▶ TASKS FOR THIS EXERCISE:
A - Using the book review, explain in one to three sentences why gathering melange on Arrakis is so dangerous.
B - Answer these questions from the book review:
(i) What is the name of Duke Leto Atreides's home planet?
(ii) Which house ran Arrakis before House Atreides?
(iii) How old is Paul?

▶ PASSAGE SHOWN:
Arrakis, a planet where no rain falls, where
no oceans exist and where no rivers flow is a planet whose worth is immeasurable.
It is a desert planet along most of its altitudes barring the polar ice caps and
it is where melange is harvested at great peril and expense by the ruling houses.
To add to this danger tremendous winds, sandstorms and giant sand worms continually
and unseen cross the desert devouring anyone or anything they detect on the surface.
A despotic regime which oversaw the running of Arrakis - House Harkonnen - has
been succeeded by a more humane house - House Atreides. Duke Leto Atreides now
newly appointed to run Arrakis uproots from his home planet of Caladan, a planet
the complete antithesis of Arrakis with his concubine Lady Jessica and son Paul.
He is a wise and kind leader who seeks out the trust and friendship of the local
and fabled indigenous Fremen who have been a thorn in the side of the departing
House Harkonnen. Lady Jessica is a Bene Gesserit witch and her son Paul is a
fifteen year to whom the Fremen believe may be their religion's saviour and
apotheosis. Frank Herbert's prose is at times a little too tight and serious and
the characters seem just a tad too magnificent in their depths of depravity and
heights of enlightenment. The planet's harshness and beauty itself is told through
the eyes of people - both native and foreign - who become ensnared in its history
either through their bloodletting or bloodwater as the Freemen refer to liquids
of the recently fallen, such is the need for water on their planet: or their own
lives. This novel is a battle for Arrakis. This novel is simply breathtaking in
its scope and simply towers above almost any other science fiction novel I have
ever read.

▶ RECORDS:
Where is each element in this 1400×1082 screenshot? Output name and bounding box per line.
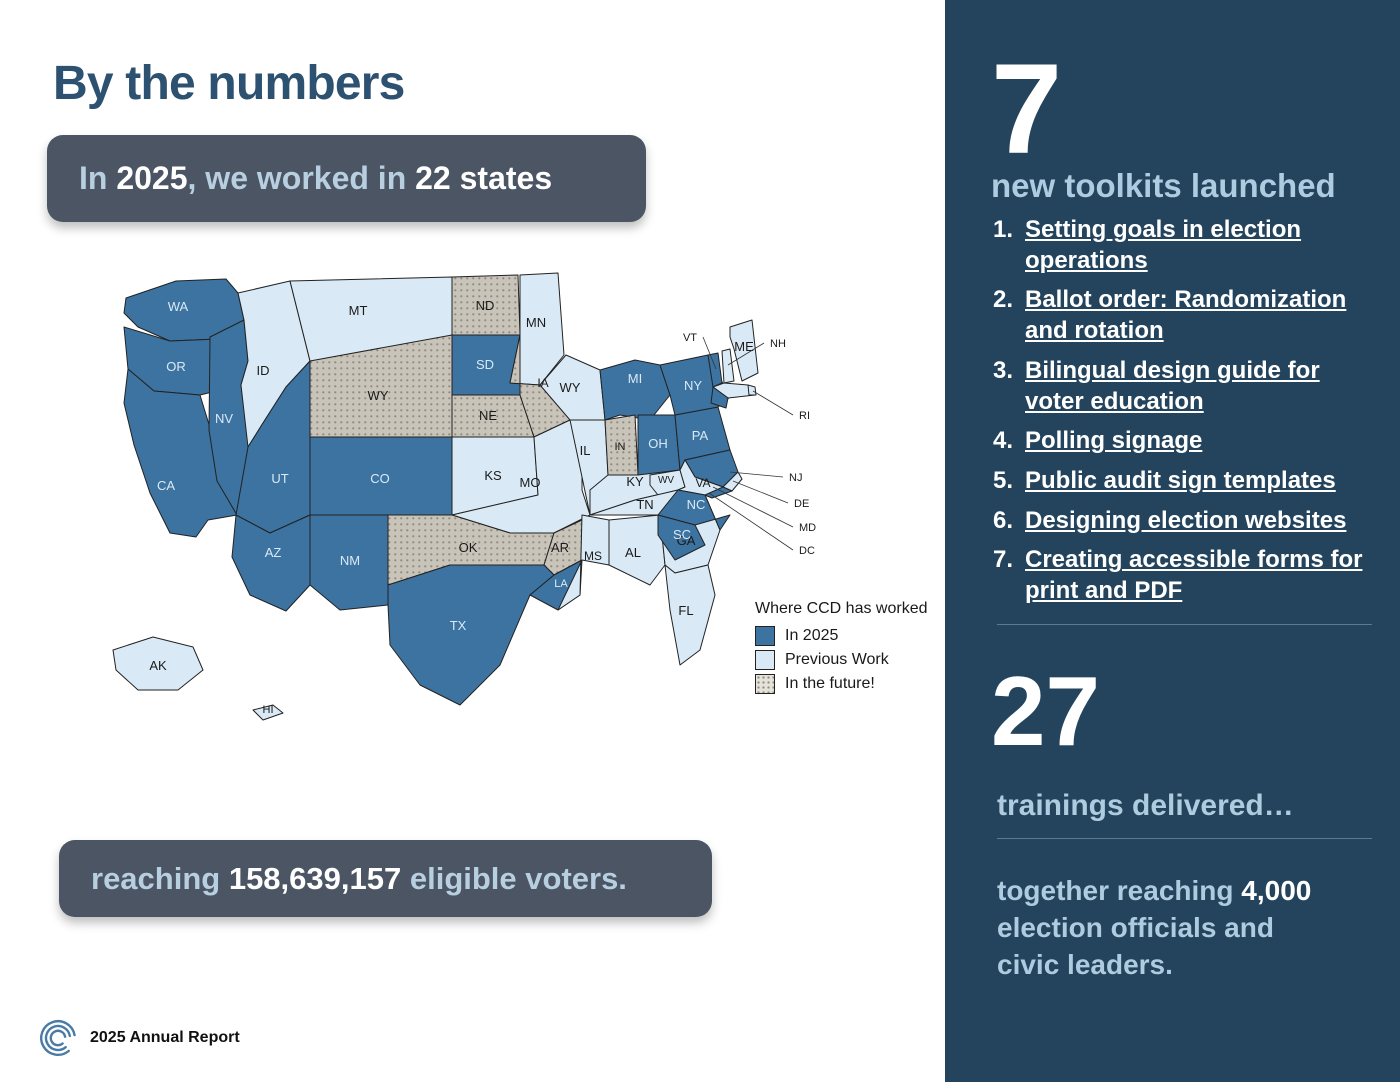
svg-text:KS: KS xyxy=(484,468,502,483)
svg-text:LA: LA xyxy=(554,578,568,590)
svg-text:IA: IA xyxy=(537,376,548,390)
svg-text:AK: AK xyxy=(149,658,167,673)
svg-text:ME: ME xyxy=(734,339,754,354)
svg-text:AL: AL xyxy=(625,545,641,560)
svg-text:AR: AR xyxy=(551,540,569,555)
svg-text:OK: OK xyxy=(459,540,478,555)
svg-text:ND: ND xyxy=(476,298,495,313)
svg-text:NC: NC xyxy=(687,497,706,512)
svg-text:HI: HI xyxy=(263,704,274,716)
svg-text:WY: WY xyxy=(560,380,581,395)
svg-text:NE: NE xyxy=(479,408,497,423)
svg-text:MN: MN xyxy=(526,315,546,330)
svg-text:AZ: AZ xyxy=(265,545,282,560)
svg-text:CA: CA xyxy=(157,478,175,493)
svg-text:WA: WA xyxy=(168,299,189,314)
svg-text:WV: WV xyxy=(658,475,674,486)
svg-text:MS: MS xyxy=(584,549,602,563)
svg-text:OR: OR xyxy=(166,359,186,374)
svg-text:OH: OH xyxy=(648,436,668,451)
svg-text:VA: VA xyxy=(695,476,710,490)
svg-text:NJ: NJ xyxy=(789,472,802,484)
svg-text:DE: DE xyxy=(794,498,809,510)
svg-text:MO: MO xyxy=(520,475,541,490)
svg-text:NM: NM xyxy=(340,553,360,568)
svg-text:FL: FL xyxy=(678,603,693,618)
svg-text:MD: MD xyxy=(799,522,816,534)
svg-text:PA: PA xyxy=(692,428,709,443)
svg-text:TN: TN xyxy=(636,497,653,512)
svg-text:KY: KY xyxy=(626,474,644,489)
svg-text:RI: RI xyxy=(799,410,810,422)
svg-text:MI: MI xyxy=(628,371,642,386)
svg-text:UT: UT xyxy=(271,471,288,486)
svg-text:IL: IL xyxy=(580,443,591,458)
svg-text:DC: DC xyxy=(799,545,815,557)
svg-text:SC: SC xyxy=(673,527,691,542)
svg-text:VT: VT xyxy=(683,332,697,344)
svg-text:NY: NY xyxy=(684,378,702,393)
svg-text:CO: CO xyxy=(370,471,390,486)
svg-text:SD: SD xyxy=(476,357,494,372)
svg-text:TX: TX xyxy=(450,618,467,633)
svg-text:WY: WY xyxy=(368,388,389,403)
svg-text:NV: NV xyxy=(215,411,233,426)
svg-text:ID: ID xyxy=(257,363,270,378)
svg-text:MT: MT xyxy=(349,303,368,318)
svg-text:IN: IN xyxy=(615,441,626,453)
svg-text:NH: NH xyxy=(770,338,786,350)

▶ WORKED SOLUTIONS:
A - Arrakis is a desert planet across most of its surface, and tremendous winds, sandstorms and giant sand worms continually cross that desert unseen. The worms devour anyone or anything they detect on the surface.

B -
(i) Caladan
(ii) House Harkonnen
(iii) Fifteen